#### Request:
Could you repeat the entries, starting at the first one and ending at the line containing "- chevron-right-icon: [227, 893, 234, 907]", with "bounding box" replaced by "enclosing rectangle" and nothing else changed?

#### Material provided:
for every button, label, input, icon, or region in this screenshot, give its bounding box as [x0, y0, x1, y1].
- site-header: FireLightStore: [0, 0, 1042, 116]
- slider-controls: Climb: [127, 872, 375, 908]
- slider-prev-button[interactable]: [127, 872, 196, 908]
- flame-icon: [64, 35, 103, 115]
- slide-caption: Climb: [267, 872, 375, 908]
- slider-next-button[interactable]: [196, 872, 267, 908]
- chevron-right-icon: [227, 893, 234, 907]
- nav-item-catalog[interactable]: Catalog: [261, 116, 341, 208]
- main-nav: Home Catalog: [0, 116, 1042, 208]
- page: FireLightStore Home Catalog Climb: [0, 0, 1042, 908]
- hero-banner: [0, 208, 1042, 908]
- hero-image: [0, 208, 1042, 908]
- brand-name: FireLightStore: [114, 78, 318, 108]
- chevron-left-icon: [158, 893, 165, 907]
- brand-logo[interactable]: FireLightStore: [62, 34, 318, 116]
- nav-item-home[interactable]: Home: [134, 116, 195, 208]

#### Task answer:
for every button, label, input, icon, or region in this screenshot, give its enclosing rectangle as [x0, y0, x1, y1].
- site-header: FireLightStore: [0, 0, 1042, 116]
- slider-controls: Climb: [127, 872, 375, 908]
- slider-prev-button[interactable]: [127, 872, 196, 908]
- flame-icon: [64, 35, 103, 115]
- slide-caption: Climb: [267, 872, 375, 908]
- slider-next-button[interactable]: [196, 872, 267, 908]
- chevron-right-icon: [227, 893, 234, 907]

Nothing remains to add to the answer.